• **Task**
Search the material below for the word "fourneau" and copy every line in which it occurs.

• **Data excerpts**
** START **

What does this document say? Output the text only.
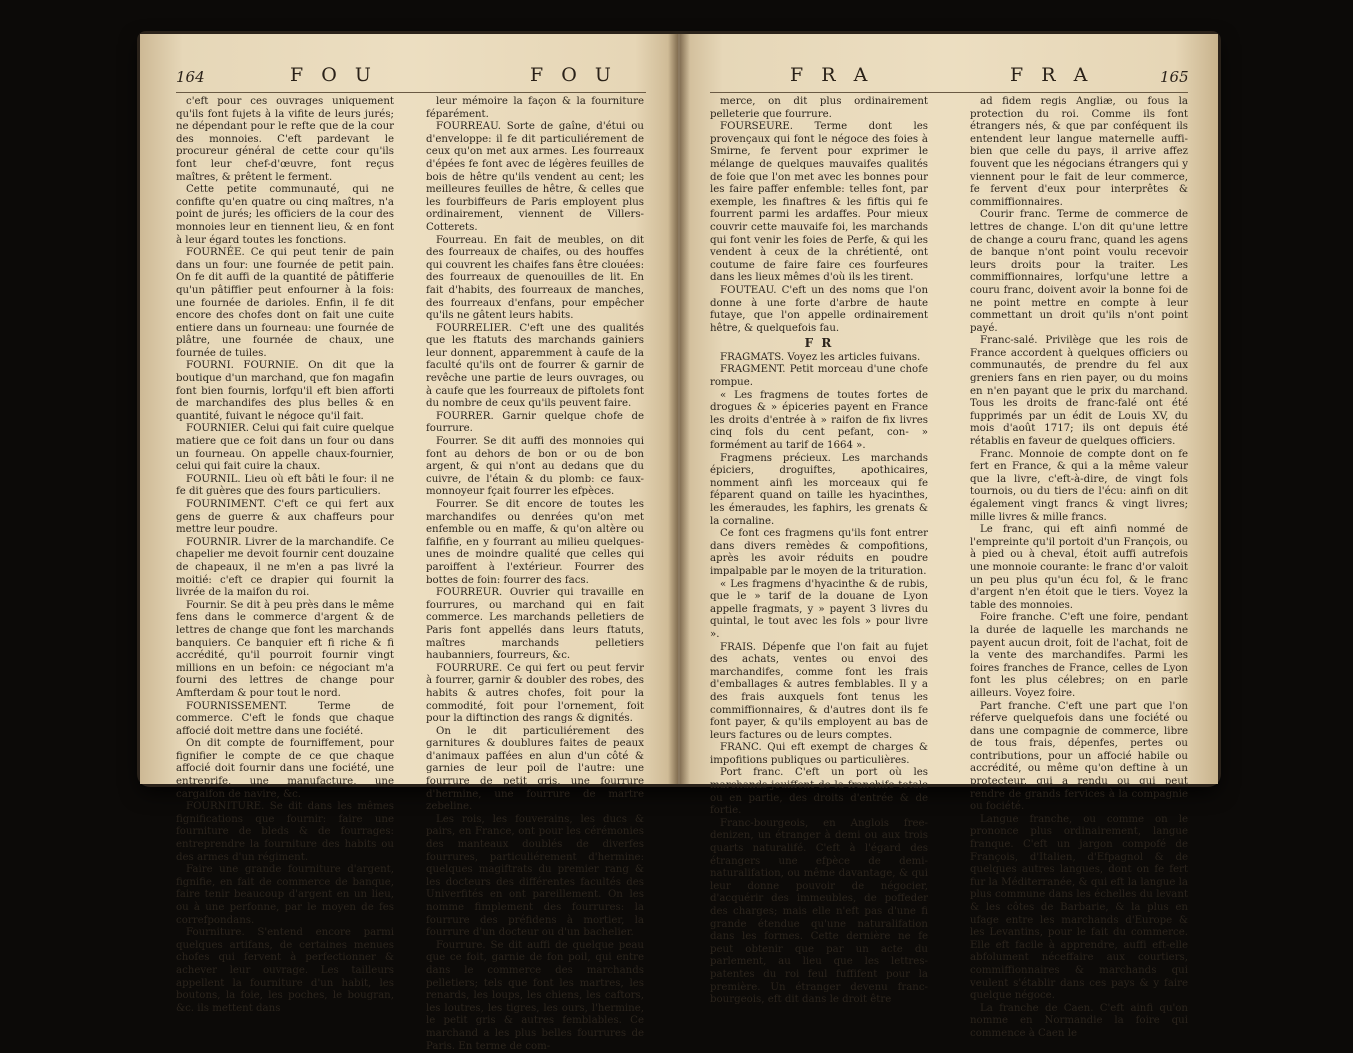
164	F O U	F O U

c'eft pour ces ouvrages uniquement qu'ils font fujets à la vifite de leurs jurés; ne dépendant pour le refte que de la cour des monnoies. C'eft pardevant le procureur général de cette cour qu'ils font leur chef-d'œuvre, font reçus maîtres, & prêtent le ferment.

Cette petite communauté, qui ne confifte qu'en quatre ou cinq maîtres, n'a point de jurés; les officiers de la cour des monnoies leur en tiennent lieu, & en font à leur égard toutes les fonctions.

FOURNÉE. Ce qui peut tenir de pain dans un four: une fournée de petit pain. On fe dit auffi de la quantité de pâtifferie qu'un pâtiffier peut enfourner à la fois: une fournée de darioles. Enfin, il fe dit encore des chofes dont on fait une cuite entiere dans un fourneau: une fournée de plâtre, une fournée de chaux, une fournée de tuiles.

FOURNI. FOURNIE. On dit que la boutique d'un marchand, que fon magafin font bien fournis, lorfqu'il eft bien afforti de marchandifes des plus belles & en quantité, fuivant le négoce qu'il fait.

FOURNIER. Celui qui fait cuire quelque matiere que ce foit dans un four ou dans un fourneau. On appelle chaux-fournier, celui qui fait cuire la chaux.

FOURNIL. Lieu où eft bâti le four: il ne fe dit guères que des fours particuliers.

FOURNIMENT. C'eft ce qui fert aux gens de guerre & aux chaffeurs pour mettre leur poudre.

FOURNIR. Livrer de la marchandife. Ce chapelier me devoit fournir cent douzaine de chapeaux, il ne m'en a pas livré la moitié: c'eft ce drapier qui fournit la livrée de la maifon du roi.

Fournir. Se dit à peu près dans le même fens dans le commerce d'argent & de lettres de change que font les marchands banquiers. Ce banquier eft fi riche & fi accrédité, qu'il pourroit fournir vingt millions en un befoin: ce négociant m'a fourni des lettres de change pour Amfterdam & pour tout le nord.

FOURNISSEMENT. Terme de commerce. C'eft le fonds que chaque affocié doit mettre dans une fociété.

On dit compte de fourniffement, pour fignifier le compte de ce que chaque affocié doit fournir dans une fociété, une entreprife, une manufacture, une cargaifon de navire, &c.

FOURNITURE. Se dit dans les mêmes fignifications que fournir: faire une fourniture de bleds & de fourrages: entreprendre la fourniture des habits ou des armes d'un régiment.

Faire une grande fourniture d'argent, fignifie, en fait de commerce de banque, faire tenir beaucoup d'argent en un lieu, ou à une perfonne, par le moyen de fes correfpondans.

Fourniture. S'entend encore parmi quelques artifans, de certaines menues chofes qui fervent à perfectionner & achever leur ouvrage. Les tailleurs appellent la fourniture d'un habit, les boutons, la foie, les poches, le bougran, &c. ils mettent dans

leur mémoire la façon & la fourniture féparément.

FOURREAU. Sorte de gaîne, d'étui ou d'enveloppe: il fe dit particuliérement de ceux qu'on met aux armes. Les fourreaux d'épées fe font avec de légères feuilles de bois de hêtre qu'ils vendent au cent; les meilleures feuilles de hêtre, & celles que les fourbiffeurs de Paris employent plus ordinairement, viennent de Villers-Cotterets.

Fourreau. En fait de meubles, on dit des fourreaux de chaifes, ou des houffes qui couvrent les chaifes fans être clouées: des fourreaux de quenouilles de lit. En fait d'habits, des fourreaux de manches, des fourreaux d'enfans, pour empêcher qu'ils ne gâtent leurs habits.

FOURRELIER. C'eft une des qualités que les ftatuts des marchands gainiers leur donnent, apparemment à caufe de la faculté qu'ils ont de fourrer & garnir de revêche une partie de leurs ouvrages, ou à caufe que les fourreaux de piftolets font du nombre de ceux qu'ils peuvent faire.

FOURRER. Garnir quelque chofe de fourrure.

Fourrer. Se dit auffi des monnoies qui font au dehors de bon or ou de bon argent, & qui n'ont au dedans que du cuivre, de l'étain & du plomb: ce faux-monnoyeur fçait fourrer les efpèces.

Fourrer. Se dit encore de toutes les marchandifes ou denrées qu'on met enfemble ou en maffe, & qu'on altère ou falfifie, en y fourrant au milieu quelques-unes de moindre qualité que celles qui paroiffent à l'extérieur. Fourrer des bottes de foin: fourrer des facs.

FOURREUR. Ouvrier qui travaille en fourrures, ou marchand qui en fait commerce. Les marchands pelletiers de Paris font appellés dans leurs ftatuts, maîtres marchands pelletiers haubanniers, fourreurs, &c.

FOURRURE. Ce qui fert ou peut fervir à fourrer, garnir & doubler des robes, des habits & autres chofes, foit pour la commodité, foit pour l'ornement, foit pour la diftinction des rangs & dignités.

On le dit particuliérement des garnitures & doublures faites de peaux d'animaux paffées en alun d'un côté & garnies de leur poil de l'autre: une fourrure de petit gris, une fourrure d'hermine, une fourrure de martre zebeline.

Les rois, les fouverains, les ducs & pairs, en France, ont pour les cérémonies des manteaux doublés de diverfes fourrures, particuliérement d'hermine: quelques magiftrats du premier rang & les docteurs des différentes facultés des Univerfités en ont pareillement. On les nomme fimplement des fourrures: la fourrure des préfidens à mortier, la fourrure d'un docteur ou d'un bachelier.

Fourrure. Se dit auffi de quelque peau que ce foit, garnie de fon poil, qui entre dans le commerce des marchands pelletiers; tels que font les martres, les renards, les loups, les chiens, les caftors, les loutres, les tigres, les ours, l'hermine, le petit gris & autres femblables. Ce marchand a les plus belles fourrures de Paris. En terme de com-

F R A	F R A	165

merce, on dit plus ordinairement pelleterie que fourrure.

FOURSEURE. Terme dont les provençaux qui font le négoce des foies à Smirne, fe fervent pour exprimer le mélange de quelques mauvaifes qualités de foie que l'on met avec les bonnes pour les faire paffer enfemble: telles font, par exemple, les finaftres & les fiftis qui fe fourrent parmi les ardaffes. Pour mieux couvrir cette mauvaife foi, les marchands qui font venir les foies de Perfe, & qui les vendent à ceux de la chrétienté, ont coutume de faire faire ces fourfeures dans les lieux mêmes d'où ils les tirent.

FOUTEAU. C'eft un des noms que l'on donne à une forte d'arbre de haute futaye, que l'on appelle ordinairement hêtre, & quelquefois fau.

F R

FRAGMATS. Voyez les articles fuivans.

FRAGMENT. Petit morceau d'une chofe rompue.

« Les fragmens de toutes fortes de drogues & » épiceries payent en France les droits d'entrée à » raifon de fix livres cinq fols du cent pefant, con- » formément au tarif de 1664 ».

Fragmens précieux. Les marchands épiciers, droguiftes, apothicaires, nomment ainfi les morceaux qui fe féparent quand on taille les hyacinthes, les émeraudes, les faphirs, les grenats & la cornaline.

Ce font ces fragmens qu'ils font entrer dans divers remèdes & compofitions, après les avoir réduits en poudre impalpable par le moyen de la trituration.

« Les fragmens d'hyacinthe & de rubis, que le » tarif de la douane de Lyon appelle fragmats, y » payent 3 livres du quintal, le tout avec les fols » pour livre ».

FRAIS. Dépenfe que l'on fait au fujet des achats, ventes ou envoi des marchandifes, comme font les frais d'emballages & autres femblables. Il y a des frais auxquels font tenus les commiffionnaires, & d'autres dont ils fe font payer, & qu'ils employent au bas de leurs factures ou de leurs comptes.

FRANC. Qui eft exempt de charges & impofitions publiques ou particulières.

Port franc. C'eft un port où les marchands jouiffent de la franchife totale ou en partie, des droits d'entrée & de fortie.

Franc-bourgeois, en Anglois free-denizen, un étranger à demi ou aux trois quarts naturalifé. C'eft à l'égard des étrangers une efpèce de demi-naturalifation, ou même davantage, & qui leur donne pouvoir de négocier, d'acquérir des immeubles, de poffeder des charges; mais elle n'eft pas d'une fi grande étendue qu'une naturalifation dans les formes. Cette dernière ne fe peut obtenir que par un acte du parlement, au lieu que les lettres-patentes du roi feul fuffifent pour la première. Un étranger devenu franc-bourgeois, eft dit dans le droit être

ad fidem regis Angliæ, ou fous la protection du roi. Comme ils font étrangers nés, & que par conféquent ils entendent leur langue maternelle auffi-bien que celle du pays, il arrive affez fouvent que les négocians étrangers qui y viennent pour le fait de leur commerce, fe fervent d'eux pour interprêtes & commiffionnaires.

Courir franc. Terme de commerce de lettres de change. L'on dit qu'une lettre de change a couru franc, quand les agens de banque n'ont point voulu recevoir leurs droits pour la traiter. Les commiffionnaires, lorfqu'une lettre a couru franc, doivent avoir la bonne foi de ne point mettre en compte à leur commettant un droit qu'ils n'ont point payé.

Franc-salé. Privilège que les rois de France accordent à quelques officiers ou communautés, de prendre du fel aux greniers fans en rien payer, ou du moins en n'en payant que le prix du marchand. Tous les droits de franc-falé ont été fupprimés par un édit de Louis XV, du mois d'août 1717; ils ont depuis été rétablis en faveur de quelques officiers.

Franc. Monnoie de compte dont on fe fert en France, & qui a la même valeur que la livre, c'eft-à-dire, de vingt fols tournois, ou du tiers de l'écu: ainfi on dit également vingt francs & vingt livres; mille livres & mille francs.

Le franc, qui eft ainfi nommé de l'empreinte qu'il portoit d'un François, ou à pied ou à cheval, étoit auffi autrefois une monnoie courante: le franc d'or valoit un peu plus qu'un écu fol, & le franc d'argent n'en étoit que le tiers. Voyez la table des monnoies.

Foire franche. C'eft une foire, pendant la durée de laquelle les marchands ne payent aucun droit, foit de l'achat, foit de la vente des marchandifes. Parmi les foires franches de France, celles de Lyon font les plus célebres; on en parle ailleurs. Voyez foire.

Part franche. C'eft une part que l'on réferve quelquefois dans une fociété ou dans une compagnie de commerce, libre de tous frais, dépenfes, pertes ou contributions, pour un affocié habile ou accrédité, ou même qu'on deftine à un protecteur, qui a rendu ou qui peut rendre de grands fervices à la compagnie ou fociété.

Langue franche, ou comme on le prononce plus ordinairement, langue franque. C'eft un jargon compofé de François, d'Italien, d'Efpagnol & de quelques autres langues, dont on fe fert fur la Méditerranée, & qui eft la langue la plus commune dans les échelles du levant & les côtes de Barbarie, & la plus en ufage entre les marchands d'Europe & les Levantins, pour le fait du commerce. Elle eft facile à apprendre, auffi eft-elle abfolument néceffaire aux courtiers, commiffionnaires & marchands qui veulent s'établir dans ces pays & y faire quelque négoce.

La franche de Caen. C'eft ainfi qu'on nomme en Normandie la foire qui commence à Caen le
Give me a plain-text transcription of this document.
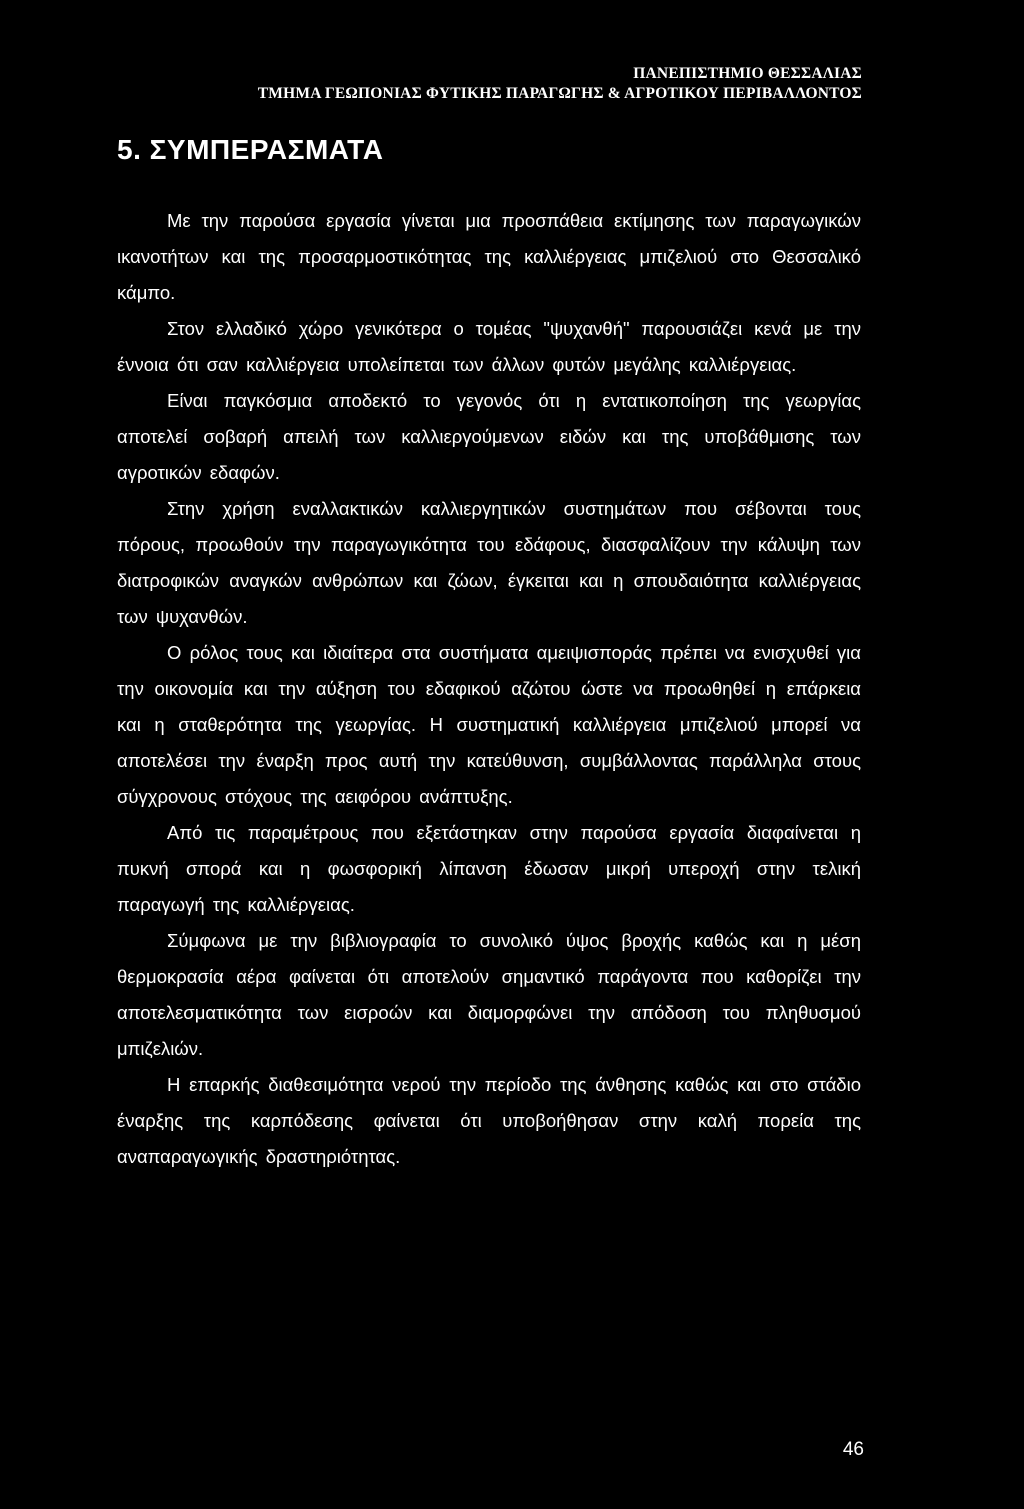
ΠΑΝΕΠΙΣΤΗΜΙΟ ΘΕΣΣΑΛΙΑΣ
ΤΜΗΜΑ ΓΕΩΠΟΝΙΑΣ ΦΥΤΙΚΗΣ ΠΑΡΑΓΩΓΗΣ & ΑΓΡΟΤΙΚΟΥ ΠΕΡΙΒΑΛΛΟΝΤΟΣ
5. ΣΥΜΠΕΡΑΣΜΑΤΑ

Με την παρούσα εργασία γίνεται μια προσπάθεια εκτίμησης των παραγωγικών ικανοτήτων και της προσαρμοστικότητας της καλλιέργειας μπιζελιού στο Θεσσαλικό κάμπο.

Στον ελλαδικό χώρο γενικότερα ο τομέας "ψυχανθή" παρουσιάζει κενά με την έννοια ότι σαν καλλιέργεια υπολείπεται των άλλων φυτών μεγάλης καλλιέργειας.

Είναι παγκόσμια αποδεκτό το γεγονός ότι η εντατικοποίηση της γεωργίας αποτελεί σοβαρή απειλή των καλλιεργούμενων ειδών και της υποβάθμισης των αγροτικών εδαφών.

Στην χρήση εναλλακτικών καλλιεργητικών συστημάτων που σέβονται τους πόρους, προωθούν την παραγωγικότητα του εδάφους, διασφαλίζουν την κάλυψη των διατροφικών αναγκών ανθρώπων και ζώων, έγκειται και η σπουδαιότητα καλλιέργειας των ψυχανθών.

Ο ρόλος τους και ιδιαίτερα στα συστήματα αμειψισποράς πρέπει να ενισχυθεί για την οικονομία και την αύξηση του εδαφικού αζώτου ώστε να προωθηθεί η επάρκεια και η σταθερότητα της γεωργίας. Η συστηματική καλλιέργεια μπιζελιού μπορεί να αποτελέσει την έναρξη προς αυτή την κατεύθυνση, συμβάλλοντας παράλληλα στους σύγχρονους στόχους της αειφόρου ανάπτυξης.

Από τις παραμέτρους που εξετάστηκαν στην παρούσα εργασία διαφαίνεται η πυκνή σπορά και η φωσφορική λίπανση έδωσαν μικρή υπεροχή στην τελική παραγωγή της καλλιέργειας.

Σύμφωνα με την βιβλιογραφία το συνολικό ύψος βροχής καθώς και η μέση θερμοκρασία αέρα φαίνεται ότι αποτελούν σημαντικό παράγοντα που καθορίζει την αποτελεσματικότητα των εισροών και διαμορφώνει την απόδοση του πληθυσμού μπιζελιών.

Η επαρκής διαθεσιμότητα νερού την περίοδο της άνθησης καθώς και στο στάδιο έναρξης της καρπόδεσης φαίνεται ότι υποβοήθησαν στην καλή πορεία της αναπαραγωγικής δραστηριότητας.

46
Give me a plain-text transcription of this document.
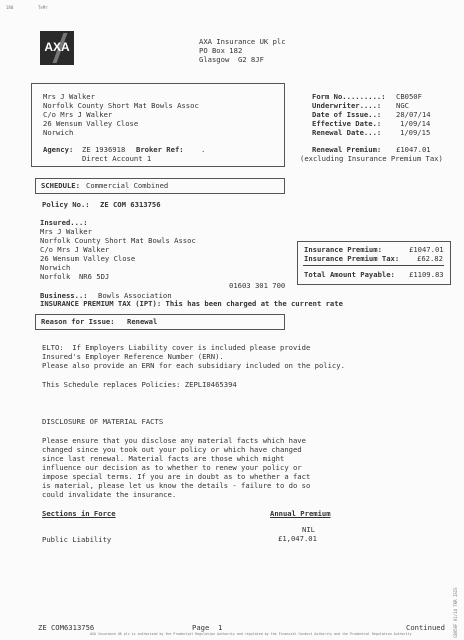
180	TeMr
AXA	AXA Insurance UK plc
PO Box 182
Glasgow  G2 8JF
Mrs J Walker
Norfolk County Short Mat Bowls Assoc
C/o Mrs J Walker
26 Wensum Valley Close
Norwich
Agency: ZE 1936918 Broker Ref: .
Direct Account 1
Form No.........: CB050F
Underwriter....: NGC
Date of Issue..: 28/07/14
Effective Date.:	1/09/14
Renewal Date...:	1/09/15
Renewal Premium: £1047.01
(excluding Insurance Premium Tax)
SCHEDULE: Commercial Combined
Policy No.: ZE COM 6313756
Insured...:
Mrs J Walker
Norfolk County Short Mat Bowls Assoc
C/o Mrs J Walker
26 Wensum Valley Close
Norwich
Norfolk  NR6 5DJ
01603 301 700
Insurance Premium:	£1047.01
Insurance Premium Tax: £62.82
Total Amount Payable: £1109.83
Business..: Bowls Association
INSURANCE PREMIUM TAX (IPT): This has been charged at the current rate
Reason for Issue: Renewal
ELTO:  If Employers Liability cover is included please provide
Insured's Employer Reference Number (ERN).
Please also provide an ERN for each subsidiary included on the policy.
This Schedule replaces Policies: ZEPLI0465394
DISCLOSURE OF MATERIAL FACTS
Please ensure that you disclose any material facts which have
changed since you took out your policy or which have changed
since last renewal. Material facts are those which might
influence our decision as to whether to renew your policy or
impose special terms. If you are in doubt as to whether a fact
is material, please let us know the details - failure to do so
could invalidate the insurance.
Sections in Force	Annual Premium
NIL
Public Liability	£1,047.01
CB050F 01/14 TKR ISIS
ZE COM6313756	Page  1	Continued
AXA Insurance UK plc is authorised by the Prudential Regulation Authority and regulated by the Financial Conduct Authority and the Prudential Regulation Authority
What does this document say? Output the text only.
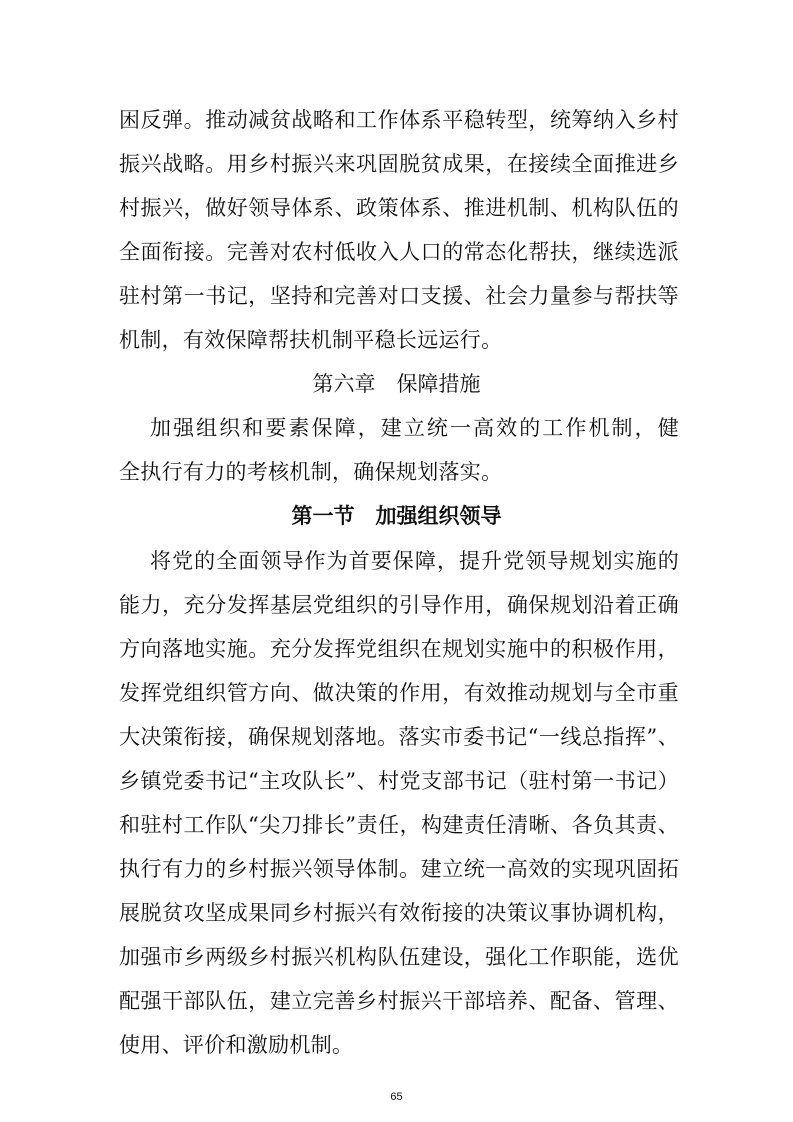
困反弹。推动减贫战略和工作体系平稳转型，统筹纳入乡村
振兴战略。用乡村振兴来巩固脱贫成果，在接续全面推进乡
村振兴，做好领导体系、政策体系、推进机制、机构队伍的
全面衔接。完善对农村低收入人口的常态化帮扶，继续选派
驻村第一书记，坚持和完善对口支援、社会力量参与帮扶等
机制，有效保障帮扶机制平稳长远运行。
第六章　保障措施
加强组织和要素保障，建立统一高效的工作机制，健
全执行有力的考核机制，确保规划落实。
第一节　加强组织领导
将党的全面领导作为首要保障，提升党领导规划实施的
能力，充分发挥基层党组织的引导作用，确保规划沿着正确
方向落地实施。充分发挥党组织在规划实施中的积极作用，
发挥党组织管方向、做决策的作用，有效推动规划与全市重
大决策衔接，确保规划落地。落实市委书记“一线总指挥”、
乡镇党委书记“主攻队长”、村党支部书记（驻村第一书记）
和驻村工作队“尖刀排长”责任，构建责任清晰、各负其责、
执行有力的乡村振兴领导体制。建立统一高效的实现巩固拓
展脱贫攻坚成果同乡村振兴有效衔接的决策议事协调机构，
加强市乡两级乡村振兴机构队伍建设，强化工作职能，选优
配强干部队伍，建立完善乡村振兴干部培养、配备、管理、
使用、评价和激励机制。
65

** END **

• **Answer below**
FOURNÉE. Ce qui peut tenir de pain dans un four: une fournée de petit pain. On fe dit auffi de la quantité de pâtifferie qu'un pâtiffier peut enfourner à la fois: une fournée de darioles. Enfin, il fe dit encore des chofes dont on fait une cuite entiere dans un fourneau: une fournée de plâtre, une fournée de chaux, une fournée de tuiles.
FOURNIER. Celui qui fait cuire quelque matiere que ce foit dans un four ou dans un fourneau. On appelle chaux-fournier, celui qui fait cuire la chaux.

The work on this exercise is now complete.